EXERCISE AIM >> Transcribe the material in full, exactly as written.

SUPPLIED DATA >>
(begin)

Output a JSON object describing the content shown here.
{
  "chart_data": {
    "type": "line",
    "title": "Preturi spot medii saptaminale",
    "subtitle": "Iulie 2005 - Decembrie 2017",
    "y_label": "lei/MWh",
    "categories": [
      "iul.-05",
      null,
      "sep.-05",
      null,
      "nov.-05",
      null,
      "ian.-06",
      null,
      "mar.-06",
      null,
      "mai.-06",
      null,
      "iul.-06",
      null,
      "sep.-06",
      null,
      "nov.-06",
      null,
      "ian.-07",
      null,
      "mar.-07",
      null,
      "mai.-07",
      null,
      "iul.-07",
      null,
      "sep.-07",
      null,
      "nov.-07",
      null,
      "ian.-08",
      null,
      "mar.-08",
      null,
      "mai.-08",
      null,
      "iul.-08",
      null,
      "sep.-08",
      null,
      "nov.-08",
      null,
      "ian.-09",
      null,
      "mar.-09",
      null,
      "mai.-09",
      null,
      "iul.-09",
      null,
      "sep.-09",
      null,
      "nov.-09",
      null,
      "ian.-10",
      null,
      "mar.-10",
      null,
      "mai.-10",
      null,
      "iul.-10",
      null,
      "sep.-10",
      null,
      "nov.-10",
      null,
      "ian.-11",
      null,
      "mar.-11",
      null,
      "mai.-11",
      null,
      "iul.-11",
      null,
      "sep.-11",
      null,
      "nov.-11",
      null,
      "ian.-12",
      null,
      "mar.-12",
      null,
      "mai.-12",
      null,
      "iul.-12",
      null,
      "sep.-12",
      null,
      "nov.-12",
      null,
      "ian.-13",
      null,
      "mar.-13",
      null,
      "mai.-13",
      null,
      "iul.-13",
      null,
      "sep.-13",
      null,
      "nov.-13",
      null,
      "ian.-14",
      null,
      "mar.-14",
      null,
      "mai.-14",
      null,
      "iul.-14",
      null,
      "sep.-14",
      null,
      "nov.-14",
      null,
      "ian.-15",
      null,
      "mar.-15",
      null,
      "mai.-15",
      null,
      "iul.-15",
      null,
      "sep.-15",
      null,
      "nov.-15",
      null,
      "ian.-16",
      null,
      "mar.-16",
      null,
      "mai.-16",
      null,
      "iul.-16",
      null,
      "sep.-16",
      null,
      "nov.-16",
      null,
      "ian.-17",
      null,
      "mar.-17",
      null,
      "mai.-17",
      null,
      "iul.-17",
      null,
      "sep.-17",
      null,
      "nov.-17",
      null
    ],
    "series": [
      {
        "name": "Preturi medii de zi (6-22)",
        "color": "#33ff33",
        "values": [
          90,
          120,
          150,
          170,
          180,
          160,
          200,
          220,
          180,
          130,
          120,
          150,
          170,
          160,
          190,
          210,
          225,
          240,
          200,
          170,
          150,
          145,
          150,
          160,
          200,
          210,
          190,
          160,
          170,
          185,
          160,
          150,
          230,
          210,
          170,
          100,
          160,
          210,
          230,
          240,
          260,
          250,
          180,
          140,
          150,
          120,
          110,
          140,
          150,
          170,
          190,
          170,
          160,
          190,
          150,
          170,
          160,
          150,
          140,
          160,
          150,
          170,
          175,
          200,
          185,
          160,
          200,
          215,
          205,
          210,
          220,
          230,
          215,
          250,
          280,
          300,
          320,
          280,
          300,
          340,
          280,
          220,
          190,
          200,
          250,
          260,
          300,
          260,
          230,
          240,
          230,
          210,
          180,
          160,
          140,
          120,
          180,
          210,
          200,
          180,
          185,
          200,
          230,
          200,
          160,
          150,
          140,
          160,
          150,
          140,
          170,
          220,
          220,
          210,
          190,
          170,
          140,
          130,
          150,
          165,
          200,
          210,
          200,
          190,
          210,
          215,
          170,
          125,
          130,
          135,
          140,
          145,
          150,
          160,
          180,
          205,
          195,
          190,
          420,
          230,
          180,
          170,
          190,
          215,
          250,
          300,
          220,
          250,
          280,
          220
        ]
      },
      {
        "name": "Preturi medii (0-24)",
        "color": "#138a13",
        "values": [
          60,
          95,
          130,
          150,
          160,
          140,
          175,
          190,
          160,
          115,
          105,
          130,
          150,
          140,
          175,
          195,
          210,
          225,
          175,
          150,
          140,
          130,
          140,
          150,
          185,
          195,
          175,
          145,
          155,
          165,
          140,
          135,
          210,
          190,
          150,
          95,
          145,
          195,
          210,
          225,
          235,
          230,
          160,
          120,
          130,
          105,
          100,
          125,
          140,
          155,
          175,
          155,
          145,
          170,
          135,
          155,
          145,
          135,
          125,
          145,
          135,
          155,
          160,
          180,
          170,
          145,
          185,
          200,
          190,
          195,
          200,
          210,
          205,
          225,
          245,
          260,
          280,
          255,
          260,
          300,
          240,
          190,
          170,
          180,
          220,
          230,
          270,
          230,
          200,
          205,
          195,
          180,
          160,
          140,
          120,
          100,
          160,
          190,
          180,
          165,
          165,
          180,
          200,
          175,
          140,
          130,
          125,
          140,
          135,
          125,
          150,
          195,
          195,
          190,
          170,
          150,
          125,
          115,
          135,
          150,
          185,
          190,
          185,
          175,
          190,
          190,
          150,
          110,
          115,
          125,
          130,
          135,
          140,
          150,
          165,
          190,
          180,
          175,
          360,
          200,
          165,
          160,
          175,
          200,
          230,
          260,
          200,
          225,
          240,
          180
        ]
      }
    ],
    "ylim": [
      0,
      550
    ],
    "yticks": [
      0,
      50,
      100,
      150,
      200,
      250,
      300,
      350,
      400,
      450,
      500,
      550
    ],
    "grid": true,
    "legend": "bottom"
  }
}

(end)

ANSWER TO THIS EXERCISE >>
Output a JSON object describing the content shown here.
{
  "chart_data": {
    "type": "line",
    "title": "Preturi spot medii saptaminale",
    "subtitle": "Iulie 2005 - Decembrie 2017",
    "y_label": "lei/MWh",
    "categories": [
      "iul.-05",
      null,
      "sep.-05",
      null,
      "nov.-05",
      null,
      "ian.-06",
      null,
      "mar.-06",
      null,
      "mai.-06",
      null,
      "iul.-06",
      null,
      "sep.-06",
      null,
      "nov.-06",
      null,
      "ian.-07",
      null,
      "mar.-07",
      null,
      "mai.-07",
      null,
      "iul.-07",
      null,
      "sep.-07",
      null,
      "nov.-07",
      null,
      "ian.-08",
      null,
      "mar.-08",
      null,
      "mai.-08",
      null,
      "iul.-08",
      null,
      "sep.-08",
      null,
      "nov.-08",
      null,
      "ian.-09",
      null,
      "mar.-09",
      null,
      "mai.-09",
      null,
      "iul.-09",
      null,
      "sep.-09",
      null,
      "nov.-09",
      null,
      "ian.-10",
      null,
      "mar.-10",
      null,
      "mai.-10",
      null,
      "iul.-10",
      null,
      "sep.-10",
      null,
      "nov.-10",
      null,
      "ian.-11",
      null,
      "mar.-11",
      null,
      "mai.-11",
      null,
      "iul.-11",
      null,
      "sep.-11",
      null,
      "nov.-11",
      null,
      "ian.-12",
      null,
      "mar.-12",
      null,
      "mai.-12",
      null,
      "iul.-12",
      null,
      "sep.-12",
      null,
      "nov.-12",
      null,
      "ian.-13",
      null,
      "mar.-13",
      null,
      "mai.-13",
      null,
      "iul.-13",
      null,
      "sep.-13",
      null,
      "nov.-13",
      null,
      "ian.-14",
      null,
      "mar.-14",
      null,
      "mai.-14",
      null,
      "iul.-14",
      null,
      "sep.-14",
      null,
      "nov.-14",
      null,
      "ian.-15",
      null,
      "mar.-15",
      null,
      "mai.-15",
      null,
      "iul.-15",
      null,
      "sep.-15",
      null,
      "nov.-15",
      null,
      "ian.-16",
      null,
      "mar.-16",
      null,
      "mai.-16",
      null,
      "iul.-16",
      null,
      "sep.-16",
      null,
      "nov.-16",
      null,
      "ian.-17",
      null,
      "mar.-17",
      null,
      "mai.-17",
      null,
      "iul.-17",
      null,
      "sep.-17",
      null,
      "nov.-17",
      null
    ],
    "series": [
      {
        "name": "Preturi medii de zi (6-22)",
        "color": "#33ff33",
        "values": [
          90,
          120,
          150,
          170,
          180,
          160,
          200,
          220,
          180,
          130,
          120,
          150,
          170,
          160,
          190,
          210,
          225,
          240,
          200,
          170,
          150,
          145,
          150,
          160,
          200,
          210,
          190,
          160,
          170,
          185,
          160,
          150,
          230,
          210,
          170,
          100,
          160,
          210,
          230,
          240,
          260,
          250,
          180,
          140,
          150,
          120,
          110,
          140,
          150,
          170,
          190,
          170,
          160,
          190,
          150,
          170,
          160,
          150,
          140,
          160,
          150,
          170,
          175,
          200,
          185,
          160,
          200,
          215,
          205,
          210,
          220,
          230,
          215,
          250,
          280,
          300,
          320,
          280,
          300,
          340,
          280,
          220,
          190,
          200,
          250,
          260,
          300,
          260,
          230,
          240,
          230,
          210,
          180,
          160,
          140,
          120,
          180,
          210,
          200,
          180,
          185,
          200,
          230,
          200,
          160,
          150,
          140,
          160,
          150,
          140,
          170,
          220,
          220,
          210,
          190,
          170,
          140,
          130,
          150,
          165,
          200,
          210,
          200,
          190,
          210,
          215,
          170,
          125,
          130,
          135,
          140,
          145,
          150,
          160,
          180,
          205,
          195,
          190,
          420,
          230,
          180,
          170,
          190,
          215,
          250,
          300,
          220,
          250,
          280,
          220
        ]
      },
      {
        "name": "Preturi medii (0-24)",
        "color": "#138a13",
        "values": [
          60,
          95,
          130,
          150,
          160,
          140,
          175,
          190,
          160,
          115,
          105,
          130,
          150,
          140,
          175,
          195,
          210,
          225,
          175,
          150,
          140,
          130,
          140,
          150,
          185,
          195,
          175,
          145,
          155,
          165,
          140,
          135,
          210,
          190,
          150,
          95,
          145,
          195,
          210,
          225,
          235,
          230,
          160,
          120,
          130,
          105,
          100,
          125,
          140,
          155,
          175,
          155,
          145,
          170,
          135,
          155,
          145,
          135,
          125,
          145,
          135,
          155,
          160,
          180,
          170,
          145,
          185,
          200,
          190,
          195,
          200,
          210,
          205,
          225,
          245,
          260,
          280,
          255,
          260,
          300,
          240,
          190,
          170,
          180,
          220,
          230,
          270,
          230,
          200,
          205,
          195,
          180,
          160,
          140,
          120,
          100,
          160,
          190,
          180,
          165,
          165,
          180,
          200,
          175,
          140,
          130,
          125,
          140,
          135,
          125,
          150,
          195,
          195,
          190,
          170,
          150,
          125,
          115,
          135,
          150,
          185,
          190,
          185,
          175,
          190,
          190,
          150,
          110,
          115,
          125,
          130,
          135,
          140,
          150,
          165,
          190,
          180,
          175,
          360,
          200,
          165,
          160,
          175,
          200,
          230,
          260,
          200,
          225,
          240,
          180
        ]
      }
    ],
    "ylim": [
      0,
      550
    ],
    "yticks": [
      0,
      50,
      100,
      150,
      200,
      250,
      300,
      350,
      400,
      450,
      500,
      550
    ],
    "grid": true,
    "legend": "bottom"
  }
}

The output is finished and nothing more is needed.